Data listing:
begin
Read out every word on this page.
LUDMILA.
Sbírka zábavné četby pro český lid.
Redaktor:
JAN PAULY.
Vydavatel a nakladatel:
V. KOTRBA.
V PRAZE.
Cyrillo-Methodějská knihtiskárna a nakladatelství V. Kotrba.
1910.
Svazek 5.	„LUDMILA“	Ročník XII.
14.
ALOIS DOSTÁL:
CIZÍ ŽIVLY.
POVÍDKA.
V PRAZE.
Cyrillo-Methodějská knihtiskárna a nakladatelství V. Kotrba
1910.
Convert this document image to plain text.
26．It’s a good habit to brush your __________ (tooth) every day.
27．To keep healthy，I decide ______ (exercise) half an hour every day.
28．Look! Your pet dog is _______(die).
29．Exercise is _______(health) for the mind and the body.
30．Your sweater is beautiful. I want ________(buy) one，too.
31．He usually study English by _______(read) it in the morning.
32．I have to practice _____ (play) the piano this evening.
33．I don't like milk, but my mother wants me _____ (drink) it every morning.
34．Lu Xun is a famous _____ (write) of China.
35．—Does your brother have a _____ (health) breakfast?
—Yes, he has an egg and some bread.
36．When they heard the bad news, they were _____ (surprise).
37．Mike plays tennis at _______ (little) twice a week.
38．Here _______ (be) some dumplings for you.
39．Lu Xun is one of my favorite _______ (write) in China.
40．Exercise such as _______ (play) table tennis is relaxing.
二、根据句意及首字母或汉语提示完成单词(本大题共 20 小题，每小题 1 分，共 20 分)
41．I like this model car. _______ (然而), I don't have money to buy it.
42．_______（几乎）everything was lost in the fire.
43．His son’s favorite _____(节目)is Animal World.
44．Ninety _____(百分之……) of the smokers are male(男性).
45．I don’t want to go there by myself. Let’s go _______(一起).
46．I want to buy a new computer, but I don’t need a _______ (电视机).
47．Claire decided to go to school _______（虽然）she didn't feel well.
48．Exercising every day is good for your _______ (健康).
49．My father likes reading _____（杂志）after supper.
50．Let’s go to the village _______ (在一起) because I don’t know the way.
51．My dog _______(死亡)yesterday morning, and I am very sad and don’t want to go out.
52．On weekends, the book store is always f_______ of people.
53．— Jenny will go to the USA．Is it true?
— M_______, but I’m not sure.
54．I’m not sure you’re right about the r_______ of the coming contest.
end
Check every line for "morning" and show the ones that have it.

31．He usually study English by _______(read) it in the morning.
33．I don't like milk, but my mother wants me _____ (drink) it every morning.
51．My dog _______(死亡)yesterday morning, and I am very sad and don’t want to go out.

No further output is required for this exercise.